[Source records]
══════

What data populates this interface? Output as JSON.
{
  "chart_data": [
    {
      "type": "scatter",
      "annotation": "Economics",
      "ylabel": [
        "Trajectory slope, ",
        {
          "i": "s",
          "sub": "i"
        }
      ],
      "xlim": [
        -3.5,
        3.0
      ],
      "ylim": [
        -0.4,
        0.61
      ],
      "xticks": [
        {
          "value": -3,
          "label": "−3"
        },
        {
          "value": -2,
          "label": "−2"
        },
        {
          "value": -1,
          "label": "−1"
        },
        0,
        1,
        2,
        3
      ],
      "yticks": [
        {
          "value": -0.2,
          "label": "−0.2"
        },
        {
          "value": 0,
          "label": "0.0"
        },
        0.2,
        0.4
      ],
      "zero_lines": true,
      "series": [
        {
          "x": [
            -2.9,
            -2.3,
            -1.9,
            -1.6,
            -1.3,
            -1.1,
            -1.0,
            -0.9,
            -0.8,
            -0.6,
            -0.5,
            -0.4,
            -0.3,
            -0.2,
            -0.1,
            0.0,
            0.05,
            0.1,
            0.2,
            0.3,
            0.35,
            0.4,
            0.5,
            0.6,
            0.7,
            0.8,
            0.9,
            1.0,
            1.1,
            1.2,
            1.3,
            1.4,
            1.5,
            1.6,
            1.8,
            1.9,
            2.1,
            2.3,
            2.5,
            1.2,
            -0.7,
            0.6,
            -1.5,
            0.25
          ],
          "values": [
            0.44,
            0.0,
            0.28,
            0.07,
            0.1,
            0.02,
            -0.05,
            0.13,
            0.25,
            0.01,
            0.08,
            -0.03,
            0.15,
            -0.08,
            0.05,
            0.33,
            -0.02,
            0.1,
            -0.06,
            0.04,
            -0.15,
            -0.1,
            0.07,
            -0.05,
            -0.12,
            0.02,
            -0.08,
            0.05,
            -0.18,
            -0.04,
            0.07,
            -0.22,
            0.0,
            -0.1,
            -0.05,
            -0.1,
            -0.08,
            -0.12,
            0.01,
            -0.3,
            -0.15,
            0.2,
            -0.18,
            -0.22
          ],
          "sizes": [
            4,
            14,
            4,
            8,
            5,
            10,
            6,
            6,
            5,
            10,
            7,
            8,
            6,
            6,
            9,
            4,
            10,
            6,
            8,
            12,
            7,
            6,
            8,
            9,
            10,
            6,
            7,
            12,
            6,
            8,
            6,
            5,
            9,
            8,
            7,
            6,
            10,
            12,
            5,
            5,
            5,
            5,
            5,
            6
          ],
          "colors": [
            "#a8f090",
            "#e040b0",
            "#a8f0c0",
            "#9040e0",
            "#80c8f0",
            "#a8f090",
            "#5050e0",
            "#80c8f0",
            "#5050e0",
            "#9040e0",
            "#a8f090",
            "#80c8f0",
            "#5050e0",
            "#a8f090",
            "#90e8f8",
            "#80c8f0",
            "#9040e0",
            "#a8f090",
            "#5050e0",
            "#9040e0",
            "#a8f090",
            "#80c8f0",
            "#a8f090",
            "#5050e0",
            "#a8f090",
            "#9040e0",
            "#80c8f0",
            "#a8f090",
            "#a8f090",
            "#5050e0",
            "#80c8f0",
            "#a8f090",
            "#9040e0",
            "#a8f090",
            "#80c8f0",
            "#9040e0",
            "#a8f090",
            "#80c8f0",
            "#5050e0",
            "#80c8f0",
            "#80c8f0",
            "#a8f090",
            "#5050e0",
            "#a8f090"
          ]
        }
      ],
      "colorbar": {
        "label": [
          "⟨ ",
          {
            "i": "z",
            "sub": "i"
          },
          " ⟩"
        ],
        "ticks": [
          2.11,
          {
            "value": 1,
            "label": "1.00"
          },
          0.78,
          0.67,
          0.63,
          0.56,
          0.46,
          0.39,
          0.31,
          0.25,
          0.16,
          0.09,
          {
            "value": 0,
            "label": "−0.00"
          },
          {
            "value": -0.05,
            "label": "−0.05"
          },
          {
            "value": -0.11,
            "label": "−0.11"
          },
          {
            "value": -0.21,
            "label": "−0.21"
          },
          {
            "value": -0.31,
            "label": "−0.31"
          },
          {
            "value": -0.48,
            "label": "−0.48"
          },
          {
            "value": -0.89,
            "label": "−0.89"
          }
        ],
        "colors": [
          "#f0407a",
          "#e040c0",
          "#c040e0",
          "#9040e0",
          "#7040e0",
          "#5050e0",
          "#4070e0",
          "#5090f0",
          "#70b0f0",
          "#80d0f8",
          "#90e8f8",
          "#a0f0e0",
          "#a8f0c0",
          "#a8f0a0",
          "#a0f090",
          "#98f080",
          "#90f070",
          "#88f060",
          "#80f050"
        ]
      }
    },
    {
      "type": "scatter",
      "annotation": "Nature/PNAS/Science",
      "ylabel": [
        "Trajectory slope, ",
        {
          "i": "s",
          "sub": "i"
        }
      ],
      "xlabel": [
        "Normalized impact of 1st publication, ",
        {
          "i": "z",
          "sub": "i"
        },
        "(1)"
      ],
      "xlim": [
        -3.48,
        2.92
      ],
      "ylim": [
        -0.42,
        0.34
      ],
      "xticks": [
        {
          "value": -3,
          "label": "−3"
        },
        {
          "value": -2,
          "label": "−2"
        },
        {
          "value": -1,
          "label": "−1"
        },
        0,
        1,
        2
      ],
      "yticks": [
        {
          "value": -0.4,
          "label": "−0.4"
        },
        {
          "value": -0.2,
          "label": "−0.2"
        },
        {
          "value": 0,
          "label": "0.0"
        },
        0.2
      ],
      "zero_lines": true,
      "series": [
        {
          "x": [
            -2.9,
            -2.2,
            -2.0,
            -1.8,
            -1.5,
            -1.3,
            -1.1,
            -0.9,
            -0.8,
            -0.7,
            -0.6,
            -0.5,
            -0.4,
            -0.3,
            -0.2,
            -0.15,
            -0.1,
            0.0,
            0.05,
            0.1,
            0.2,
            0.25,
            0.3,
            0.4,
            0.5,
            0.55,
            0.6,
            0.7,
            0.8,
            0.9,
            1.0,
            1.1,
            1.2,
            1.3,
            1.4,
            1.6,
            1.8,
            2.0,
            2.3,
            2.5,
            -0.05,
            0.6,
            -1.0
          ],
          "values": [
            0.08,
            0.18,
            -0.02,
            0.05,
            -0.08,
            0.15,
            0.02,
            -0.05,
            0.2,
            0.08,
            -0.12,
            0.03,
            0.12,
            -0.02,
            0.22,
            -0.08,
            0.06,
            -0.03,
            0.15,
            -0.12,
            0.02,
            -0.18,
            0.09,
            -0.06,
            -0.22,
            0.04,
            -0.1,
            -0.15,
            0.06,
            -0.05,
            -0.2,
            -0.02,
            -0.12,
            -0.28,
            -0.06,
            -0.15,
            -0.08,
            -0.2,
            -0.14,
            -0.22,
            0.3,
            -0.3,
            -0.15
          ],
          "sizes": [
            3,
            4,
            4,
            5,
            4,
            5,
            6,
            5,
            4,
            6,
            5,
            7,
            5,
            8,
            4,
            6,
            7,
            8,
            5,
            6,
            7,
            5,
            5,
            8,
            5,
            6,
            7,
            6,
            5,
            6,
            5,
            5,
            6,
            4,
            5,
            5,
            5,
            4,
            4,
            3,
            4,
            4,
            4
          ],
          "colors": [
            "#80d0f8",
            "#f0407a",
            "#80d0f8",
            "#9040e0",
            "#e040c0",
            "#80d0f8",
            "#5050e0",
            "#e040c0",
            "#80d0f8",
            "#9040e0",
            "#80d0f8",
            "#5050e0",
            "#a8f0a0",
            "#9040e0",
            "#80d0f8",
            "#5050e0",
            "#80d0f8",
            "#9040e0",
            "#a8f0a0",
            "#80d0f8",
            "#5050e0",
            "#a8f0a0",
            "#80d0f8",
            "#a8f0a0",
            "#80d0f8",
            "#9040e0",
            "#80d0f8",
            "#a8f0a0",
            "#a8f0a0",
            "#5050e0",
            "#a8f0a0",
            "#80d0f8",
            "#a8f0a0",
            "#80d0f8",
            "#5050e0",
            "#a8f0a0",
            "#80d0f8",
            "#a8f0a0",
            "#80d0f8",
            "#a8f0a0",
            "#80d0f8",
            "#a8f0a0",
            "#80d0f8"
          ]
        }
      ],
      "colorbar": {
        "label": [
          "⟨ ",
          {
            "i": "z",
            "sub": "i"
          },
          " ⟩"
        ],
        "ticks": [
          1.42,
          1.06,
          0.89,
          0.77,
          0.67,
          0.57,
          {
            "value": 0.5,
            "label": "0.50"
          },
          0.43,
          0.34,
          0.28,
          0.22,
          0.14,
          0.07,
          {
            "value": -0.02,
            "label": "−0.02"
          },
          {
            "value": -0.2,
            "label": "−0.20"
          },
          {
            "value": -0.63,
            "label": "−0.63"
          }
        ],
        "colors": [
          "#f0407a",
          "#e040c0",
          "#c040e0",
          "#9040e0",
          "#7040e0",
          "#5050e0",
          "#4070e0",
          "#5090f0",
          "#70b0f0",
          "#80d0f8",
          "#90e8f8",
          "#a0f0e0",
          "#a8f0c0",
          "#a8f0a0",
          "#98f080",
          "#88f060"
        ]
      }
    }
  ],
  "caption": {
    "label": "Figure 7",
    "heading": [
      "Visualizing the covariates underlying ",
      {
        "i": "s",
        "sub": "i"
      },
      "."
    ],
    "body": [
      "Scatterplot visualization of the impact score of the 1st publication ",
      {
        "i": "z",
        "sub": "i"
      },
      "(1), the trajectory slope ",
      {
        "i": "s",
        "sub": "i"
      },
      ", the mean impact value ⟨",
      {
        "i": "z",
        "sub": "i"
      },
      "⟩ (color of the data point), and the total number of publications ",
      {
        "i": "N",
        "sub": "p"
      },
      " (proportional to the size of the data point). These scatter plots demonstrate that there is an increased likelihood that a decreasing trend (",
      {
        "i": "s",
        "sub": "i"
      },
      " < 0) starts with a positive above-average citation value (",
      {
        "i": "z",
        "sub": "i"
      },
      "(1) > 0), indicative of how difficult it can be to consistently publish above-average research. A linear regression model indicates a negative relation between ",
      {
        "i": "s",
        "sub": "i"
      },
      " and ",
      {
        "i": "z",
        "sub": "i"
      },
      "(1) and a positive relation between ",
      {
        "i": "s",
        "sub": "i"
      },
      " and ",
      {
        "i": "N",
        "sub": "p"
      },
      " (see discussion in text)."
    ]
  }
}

══════

#### Aim
Which lines hold the word "positive"? Copy every one of them.

#### Reply
      " < 0) starts with a positive above-average citation value (",
      "(1) and a positive relation between ",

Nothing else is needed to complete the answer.